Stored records

☆ ☆ ☆ ☆

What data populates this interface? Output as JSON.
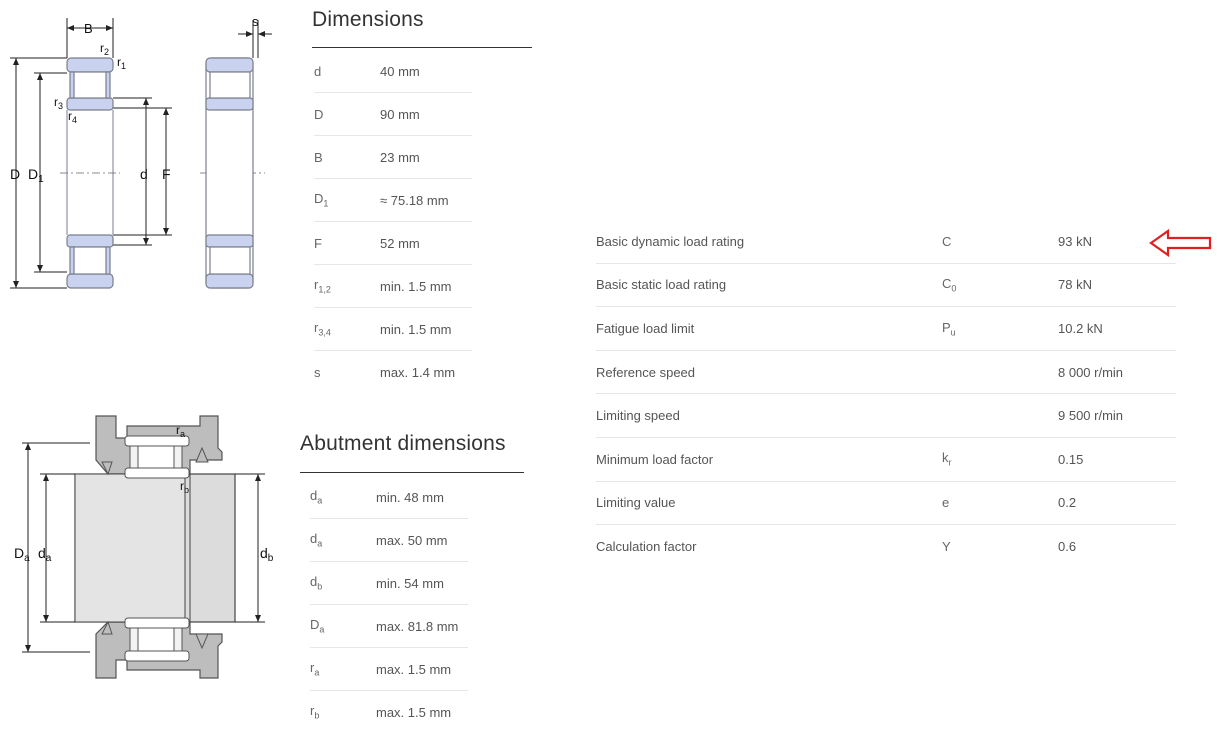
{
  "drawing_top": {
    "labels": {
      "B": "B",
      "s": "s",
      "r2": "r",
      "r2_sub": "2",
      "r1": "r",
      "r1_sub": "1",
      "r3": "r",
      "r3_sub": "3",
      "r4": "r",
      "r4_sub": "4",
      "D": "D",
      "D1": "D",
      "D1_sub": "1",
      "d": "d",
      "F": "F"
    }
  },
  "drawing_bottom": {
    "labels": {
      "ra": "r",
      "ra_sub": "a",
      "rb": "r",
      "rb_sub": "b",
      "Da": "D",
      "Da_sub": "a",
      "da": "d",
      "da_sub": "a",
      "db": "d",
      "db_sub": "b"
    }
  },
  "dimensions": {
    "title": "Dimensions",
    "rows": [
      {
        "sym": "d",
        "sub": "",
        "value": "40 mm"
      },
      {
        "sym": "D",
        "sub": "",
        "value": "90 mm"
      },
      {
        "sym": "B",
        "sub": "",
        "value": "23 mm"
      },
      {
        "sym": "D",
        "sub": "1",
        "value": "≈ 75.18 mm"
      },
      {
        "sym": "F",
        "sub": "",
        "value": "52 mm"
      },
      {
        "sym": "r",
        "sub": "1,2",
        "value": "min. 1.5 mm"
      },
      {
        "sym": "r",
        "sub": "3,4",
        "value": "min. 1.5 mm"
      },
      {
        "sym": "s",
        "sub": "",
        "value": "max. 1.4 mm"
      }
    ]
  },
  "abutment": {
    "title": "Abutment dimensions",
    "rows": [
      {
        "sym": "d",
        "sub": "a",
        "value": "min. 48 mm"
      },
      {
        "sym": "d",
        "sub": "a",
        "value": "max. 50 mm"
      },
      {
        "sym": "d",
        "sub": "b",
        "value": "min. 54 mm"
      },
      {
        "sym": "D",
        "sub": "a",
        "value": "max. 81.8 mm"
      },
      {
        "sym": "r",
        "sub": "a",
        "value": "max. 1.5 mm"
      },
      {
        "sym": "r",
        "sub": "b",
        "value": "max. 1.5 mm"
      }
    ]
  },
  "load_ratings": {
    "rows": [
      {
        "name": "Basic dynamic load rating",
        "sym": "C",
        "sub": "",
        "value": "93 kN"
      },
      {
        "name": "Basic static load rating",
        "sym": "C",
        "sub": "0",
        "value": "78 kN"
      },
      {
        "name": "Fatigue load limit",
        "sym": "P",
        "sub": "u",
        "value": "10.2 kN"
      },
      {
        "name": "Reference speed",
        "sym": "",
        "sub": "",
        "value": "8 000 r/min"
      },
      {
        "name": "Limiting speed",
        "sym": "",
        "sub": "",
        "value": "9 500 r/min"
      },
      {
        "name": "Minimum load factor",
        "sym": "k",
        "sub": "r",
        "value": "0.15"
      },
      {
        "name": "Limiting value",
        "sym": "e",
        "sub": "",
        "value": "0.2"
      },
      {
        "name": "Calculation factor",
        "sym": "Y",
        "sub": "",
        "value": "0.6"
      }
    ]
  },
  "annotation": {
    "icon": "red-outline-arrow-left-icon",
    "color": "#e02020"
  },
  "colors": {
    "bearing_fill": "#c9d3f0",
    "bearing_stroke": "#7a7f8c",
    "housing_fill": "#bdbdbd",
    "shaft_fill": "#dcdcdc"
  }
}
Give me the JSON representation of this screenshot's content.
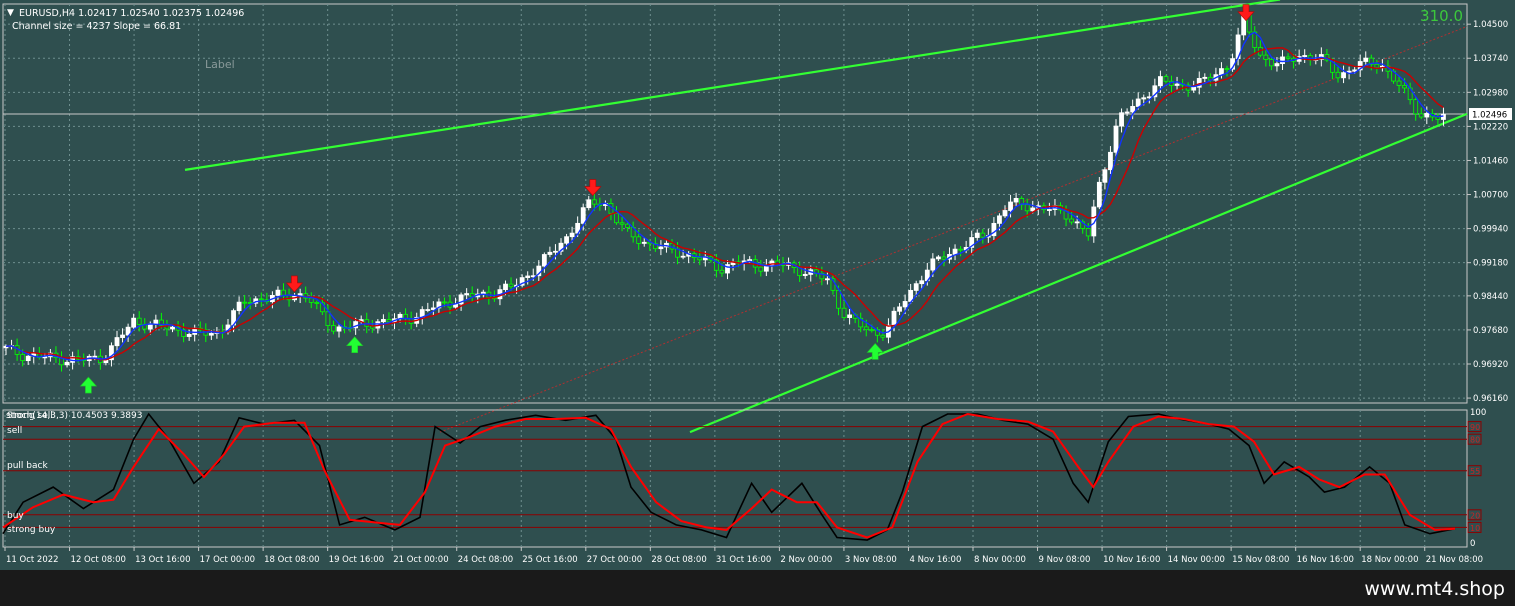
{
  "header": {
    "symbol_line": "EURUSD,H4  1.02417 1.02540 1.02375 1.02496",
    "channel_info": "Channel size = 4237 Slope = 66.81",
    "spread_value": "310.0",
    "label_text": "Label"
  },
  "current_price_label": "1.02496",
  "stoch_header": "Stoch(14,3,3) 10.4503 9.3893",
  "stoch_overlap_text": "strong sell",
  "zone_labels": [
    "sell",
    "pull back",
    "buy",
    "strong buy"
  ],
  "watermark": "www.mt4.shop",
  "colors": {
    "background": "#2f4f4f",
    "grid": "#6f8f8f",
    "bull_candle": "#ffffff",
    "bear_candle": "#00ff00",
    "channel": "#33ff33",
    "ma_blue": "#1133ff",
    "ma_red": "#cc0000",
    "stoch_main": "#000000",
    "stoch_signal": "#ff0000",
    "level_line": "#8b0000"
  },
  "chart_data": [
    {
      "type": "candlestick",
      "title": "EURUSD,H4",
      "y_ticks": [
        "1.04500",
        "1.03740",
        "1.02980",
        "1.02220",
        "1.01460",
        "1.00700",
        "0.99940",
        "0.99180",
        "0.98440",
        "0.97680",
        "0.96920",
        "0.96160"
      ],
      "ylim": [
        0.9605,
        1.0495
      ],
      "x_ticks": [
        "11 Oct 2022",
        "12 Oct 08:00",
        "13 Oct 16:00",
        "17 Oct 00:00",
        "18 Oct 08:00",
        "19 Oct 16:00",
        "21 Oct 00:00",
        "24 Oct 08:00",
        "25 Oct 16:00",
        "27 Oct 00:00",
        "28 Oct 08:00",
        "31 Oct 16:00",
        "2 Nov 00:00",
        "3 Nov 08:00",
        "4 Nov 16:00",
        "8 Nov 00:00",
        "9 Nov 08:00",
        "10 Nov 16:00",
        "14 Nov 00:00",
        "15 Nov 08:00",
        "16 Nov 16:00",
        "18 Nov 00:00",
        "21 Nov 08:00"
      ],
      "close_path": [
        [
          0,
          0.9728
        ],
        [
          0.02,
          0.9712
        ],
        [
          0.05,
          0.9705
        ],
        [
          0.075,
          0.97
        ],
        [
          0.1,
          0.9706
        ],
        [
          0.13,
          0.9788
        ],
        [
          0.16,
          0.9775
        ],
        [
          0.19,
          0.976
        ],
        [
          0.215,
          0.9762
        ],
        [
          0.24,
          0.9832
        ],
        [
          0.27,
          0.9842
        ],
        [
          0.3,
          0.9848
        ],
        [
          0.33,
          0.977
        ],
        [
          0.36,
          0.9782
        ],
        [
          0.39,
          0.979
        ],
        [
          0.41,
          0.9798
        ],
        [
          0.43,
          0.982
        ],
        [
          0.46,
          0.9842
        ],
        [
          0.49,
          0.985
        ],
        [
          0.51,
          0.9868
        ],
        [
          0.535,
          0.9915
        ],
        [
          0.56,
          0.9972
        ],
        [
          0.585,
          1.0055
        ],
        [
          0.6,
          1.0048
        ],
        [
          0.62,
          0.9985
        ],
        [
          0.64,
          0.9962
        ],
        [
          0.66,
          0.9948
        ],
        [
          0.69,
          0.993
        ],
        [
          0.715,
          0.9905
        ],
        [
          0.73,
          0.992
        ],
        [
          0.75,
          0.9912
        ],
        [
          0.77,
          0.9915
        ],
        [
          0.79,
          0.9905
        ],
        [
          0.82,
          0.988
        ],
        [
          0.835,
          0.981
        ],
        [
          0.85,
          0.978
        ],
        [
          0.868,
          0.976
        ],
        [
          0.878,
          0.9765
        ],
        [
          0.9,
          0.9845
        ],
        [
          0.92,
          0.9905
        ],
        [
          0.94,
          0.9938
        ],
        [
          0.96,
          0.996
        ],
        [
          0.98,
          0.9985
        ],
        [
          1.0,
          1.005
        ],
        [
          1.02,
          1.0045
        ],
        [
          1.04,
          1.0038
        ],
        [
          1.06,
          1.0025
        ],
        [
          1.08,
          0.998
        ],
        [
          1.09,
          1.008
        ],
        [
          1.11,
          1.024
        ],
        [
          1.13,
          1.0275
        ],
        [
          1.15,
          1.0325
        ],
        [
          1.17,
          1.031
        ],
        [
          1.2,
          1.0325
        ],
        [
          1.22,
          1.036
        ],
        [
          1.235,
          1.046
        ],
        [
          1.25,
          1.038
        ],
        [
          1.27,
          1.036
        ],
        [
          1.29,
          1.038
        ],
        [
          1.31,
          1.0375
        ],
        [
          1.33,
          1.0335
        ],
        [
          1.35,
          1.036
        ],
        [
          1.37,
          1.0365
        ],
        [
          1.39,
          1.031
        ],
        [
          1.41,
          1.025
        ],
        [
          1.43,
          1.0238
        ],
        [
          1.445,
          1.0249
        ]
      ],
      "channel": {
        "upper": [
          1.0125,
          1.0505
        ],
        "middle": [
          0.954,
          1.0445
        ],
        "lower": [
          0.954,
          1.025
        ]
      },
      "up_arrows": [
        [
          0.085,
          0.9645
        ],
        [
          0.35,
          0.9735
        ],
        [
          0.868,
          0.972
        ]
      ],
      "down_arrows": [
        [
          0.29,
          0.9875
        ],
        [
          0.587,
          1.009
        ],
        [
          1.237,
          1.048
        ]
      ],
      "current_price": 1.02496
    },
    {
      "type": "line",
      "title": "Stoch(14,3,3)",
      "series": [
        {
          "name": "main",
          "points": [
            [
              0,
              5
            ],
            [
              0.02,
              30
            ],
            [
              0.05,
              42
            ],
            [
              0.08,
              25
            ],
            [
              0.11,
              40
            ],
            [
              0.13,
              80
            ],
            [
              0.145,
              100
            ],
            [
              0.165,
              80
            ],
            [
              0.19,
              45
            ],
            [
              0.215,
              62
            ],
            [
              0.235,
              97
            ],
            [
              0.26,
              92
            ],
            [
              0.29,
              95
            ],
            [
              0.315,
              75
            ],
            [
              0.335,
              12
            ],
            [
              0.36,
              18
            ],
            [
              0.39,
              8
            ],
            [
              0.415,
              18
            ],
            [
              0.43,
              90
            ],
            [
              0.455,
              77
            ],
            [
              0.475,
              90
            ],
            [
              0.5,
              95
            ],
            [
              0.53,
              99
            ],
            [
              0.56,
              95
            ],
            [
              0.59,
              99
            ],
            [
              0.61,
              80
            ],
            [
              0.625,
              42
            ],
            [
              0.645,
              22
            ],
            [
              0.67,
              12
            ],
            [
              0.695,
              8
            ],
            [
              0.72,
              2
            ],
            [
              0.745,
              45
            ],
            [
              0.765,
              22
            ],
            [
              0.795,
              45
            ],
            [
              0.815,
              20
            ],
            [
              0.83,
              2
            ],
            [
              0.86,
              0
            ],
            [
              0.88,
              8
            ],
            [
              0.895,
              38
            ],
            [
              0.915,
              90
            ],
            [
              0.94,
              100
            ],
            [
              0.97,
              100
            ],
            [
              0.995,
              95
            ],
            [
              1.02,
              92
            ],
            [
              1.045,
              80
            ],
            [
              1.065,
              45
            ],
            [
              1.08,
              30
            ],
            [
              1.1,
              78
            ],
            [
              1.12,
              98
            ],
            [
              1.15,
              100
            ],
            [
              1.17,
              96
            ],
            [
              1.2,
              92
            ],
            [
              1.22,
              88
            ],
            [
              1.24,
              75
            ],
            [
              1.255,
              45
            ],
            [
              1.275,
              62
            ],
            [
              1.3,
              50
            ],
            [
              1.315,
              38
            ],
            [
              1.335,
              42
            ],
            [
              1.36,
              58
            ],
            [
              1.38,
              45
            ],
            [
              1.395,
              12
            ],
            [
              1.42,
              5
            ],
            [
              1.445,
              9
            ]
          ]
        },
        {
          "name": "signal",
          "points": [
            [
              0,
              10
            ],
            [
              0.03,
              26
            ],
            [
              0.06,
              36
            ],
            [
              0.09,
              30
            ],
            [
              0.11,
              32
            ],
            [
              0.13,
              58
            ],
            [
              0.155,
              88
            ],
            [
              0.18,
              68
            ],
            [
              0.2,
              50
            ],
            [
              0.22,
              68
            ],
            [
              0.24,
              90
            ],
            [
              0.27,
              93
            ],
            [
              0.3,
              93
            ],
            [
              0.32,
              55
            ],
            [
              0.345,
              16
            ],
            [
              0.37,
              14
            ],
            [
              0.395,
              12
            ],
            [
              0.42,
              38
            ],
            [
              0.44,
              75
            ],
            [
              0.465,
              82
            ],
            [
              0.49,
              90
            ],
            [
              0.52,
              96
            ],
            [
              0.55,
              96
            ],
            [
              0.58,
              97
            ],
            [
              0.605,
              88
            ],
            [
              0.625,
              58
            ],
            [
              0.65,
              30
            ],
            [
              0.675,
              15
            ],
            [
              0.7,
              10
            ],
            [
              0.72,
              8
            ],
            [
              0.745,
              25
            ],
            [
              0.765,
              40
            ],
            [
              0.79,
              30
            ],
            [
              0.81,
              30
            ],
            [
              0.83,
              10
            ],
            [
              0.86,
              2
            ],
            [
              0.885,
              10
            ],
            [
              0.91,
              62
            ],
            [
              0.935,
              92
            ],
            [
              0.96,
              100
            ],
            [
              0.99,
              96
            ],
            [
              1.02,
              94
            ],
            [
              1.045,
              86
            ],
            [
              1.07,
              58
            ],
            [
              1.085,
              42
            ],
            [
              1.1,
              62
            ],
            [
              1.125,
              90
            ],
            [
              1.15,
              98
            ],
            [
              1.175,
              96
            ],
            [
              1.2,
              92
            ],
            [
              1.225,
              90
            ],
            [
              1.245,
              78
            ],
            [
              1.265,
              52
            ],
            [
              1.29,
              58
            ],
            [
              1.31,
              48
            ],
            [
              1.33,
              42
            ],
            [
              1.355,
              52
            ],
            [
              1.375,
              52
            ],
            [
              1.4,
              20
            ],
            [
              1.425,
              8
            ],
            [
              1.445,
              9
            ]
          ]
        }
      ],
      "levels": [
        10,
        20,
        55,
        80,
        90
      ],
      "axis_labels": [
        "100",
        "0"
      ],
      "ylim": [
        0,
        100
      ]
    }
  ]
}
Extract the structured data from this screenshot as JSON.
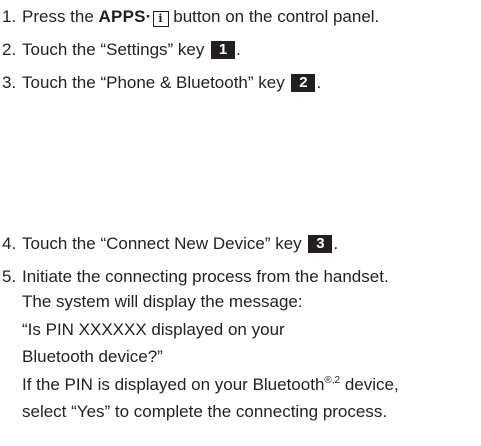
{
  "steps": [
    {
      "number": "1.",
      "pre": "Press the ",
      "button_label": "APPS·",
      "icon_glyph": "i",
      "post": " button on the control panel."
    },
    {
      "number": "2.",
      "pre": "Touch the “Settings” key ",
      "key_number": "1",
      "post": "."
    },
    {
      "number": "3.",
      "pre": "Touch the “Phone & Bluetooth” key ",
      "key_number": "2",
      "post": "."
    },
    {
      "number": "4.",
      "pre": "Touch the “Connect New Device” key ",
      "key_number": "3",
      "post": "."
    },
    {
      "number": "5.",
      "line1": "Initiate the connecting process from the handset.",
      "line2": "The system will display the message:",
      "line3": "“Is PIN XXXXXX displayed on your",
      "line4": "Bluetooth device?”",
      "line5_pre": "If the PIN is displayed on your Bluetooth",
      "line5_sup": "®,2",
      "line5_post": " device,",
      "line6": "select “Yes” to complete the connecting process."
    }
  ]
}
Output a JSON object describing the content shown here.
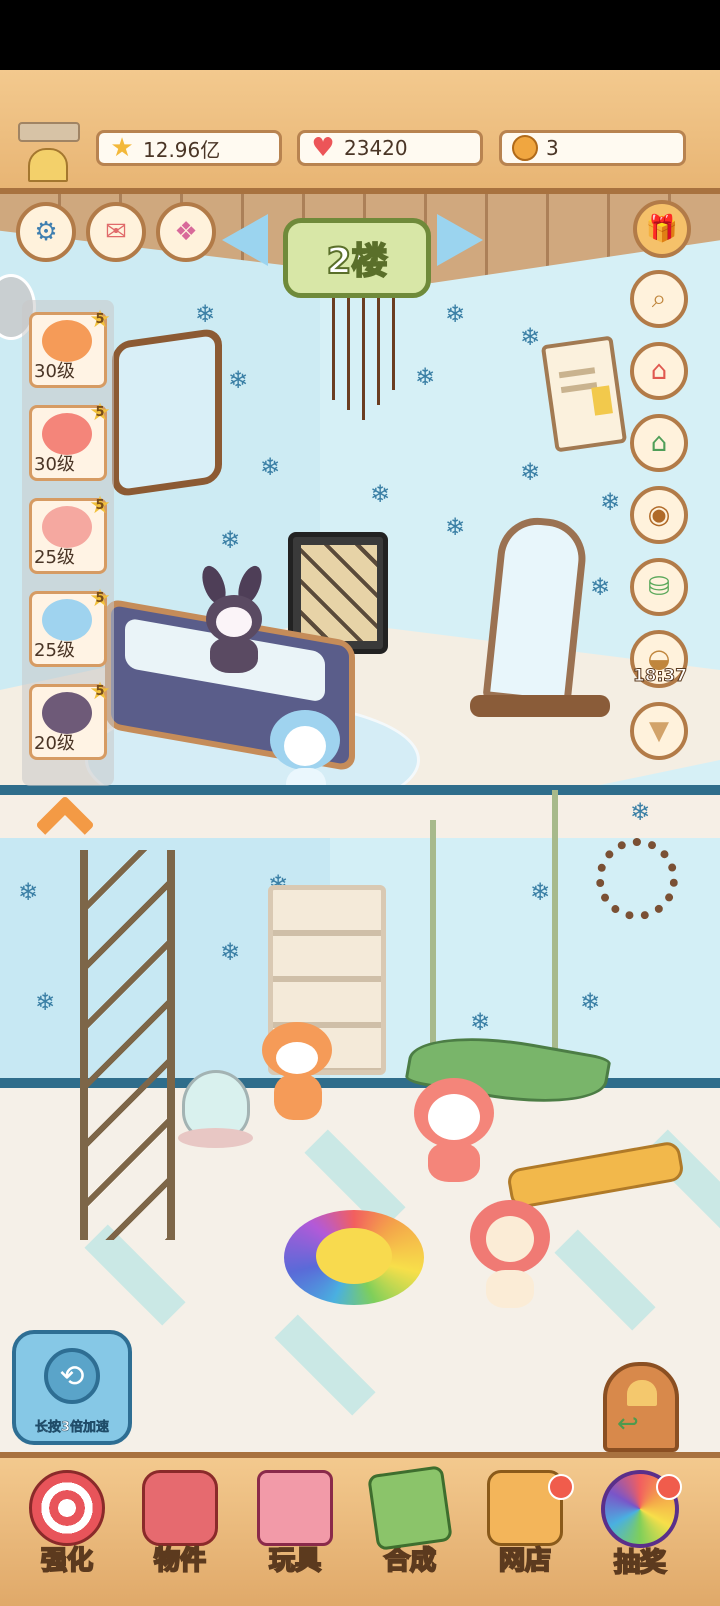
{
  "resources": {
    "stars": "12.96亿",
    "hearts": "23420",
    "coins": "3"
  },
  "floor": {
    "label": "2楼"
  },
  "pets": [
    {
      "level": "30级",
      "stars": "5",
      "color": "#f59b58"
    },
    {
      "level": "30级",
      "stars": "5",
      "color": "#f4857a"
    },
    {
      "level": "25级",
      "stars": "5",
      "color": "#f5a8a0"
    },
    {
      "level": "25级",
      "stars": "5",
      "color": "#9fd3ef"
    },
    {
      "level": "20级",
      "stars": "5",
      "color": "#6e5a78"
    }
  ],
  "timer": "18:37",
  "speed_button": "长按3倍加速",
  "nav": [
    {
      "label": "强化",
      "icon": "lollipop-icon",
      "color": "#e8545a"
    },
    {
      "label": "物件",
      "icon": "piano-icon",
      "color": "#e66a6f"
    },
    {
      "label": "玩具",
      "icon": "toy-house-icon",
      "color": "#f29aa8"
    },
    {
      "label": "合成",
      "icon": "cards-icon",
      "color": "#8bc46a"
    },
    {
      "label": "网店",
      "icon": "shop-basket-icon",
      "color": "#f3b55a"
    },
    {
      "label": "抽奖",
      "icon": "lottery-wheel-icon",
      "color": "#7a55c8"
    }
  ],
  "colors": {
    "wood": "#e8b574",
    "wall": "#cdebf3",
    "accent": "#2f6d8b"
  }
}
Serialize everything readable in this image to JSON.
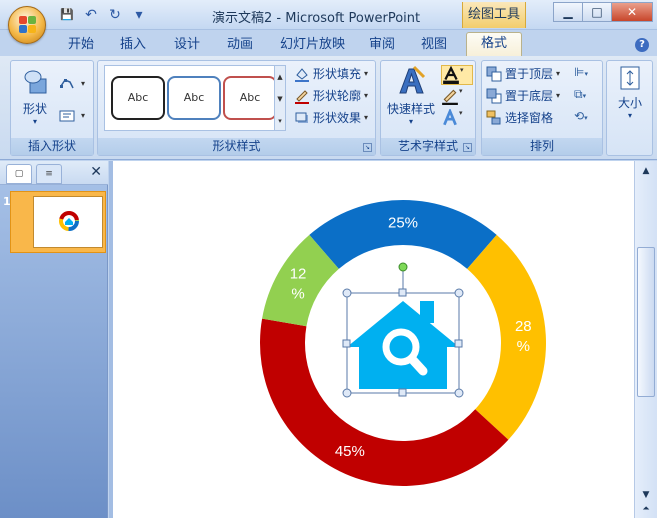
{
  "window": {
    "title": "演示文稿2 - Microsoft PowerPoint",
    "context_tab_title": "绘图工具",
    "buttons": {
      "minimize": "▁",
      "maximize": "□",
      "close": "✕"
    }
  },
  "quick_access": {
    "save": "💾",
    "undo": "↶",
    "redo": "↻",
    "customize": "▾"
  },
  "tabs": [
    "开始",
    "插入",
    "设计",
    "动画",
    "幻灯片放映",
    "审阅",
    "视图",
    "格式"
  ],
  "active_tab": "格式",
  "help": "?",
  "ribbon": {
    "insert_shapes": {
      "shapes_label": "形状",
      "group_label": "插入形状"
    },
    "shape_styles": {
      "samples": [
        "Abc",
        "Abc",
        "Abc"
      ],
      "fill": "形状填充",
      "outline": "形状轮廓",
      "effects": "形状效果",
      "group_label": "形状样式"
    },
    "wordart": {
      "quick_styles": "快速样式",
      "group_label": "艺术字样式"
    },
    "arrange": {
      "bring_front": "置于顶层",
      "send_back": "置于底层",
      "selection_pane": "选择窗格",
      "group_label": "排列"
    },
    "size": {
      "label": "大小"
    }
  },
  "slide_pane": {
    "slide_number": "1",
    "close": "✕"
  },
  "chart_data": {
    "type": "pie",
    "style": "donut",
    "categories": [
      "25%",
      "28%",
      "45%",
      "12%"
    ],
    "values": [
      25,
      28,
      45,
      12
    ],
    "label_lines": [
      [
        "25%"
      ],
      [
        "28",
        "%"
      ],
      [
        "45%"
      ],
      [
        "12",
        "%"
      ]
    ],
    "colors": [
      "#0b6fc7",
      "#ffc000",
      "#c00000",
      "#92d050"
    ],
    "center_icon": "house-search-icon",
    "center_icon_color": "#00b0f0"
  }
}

☆ ☆ ☆ ☆

Written instruction ▸ Return only the number of lines in the preceding records that contain the string "house".

Full answer ▸ 2